[Excerpt from a dataset]

========================================

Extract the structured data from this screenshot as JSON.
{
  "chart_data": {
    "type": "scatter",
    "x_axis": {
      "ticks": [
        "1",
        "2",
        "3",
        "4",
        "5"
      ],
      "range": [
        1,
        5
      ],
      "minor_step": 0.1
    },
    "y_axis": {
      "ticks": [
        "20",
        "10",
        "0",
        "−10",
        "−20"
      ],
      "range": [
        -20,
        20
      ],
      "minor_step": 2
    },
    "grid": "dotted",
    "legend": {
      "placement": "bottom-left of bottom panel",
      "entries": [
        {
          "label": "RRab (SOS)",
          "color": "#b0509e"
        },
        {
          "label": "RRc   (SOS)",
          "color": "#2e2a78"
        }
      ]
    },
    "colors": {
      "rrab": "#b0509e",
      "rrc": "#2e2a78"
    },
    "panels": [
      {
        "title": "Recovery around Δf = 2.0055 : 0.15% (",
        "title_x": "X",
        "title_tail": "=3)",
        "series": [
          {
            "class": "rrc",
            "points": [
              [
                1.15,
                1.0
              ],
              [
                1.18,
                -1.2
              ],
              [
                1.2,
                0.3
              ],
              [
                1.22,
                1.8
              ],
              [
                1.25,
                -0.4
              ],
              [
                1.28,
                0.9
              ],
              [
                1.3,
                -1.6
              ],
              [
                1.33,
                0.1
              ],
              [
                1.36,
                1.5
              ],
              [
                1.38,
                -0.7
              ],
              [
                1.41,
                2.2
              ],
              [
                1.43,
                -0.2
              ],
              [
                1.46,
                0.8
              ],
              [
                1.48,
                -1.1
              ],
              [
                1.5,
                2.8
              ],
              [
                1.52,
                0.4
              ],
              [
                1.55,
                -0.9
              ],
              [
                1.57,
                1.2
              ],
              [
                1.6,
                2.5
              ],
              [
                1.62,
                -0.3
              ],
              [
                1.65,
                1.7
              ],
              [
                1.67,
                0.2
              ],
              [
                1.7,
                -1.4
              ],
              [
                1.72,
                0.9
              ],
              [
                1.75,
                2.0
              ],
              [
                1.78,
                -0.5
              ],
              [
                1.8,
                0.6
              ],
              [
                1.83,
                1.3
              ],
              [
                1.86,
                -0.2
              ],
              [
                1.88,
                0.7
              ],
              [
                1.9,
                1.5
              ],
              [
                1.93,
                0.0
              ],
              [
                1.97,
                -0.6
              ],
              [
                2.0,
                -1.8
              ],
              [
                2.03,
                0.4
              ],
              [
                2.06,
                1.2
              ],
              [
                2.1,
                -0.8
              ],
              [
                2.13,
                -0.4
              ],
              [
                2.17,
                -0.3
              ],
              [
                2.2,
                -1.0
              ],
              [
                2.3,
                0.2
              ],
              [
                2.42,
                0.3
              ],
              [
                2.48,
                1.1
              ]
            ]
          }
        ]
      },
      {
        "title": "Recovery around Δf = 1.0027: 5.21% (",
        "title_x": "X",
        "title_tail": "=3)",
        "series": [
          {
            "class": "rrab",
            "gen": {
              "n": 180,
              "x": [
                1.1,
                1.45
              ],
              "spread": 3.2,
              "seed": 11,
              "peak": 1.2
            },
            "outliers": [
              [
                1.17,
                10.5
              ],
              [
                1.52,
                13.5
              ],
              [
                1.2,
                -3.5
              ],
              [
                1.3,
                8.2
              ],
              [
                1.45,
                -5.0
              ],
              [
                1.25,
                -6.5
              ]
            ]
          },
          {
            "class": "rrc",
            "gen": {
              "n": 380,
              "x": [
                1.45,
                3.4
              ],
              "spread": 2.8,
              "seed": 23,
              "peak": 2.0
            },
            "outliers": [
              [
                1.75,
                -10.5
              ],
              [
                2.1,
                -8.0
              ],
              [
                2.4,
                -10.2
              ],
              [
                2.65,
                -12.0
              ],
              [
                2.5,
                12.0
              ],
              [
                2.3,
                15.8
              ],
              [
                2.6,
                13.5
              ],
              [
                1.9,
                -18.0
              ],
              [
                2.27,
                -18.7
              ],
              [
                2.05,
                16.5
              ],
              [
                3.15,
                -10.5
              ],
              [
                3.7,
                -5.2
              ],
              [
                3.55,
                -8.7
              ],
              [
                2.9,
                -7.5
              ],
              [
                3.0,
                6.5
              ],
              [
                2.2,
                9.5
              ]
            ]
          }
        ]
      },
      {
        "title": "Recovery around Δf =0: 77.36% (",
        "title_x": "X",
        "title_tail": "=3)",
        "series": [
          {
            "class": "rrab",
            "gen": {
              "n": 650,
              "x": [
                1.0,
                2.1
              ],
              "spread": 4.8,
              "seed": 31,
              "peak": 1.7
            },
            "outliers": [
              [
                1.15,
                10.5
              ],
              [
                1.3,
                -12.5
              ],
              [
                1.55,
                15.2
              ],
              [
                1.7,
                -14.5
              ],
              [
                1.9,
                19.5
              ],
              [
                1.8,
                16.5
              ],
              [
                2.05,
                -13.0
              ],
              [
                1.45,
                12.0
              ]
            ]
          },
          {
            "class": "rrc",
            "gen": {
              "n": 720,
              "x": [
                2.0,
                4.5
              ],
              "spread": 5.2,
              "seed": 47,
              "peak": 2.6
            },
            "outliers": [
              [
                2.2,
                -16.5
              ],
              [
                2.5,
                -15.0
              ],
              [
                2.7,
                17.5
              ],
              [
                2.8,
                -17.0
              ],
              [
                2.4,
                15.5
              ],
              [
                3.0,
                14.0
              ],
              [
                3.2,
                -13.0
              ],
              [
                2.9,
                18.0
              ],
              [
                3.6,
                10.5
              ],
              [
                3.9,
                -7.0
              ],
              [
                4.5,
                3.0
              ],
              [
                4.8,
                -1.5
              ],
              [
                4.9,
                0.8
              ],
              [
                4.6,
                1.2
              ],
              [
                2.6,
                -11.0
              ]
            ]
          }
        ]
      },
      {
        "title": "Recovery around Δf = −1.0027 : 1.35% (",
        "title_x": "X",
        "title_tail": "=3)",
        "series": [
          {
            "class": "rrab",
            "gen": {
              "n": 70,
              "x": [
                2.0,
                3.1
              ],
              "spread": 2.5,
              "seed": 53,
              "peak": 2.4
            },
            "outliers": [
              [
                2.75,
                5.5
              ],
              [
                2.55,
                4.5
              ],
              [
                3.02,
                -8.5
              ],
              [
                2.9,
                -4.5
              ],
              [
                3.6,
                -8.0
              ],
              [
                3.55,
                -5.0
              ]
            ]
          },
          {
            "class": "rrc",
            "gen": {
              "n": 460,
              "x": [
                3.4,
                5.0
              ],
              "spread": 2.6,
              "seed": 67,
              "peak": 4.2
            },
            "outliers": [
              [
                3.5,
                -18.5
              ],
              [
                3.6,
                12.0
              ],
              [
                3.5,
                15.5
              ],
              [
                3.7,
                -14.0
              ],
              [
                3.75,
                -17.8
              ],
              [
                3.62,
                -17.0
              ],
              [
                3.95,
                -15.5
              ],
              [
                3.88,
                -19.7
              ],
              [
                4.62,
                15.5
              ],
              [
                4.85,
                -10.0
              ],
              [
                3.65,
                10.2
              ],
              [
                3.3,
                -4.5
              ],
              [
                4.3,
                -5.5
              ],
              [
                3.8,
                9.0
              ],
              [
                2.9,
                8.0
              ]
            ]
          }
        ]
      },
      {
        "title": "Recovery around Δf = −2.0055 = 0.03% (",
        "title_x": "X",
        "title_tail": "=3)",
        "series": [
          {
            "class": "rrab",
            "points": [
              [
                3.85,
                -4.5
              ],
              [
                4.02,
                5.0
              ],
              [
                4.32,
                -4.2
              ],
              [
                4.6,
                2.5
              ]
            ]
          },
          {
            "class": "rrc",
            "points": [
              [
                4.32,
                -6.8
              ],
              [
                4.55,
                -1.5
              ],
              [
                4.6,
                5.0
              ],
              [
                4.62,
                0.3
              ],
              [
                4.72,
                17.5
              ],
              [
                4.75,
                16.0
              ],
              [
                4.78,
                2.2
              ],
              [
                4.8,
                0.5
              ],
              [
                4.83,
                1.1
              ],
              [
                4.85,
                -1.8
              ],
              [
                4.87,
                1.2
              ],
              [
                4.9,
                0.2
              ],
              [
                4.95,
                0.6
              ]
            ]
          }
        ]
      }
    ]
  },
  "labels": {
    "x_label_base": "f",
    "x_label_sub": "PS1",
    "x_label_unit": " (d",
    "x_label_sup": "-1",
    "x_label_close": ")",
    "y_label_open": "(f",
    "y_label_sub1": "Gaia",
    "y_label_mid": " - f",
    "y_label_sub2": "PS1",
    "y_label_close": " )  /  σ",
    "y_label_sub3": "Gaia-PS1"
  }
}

========================================

WHAT IS NEEDED: Say how many lines of the material contain the word "around", with no other text.

SOLUTION: 5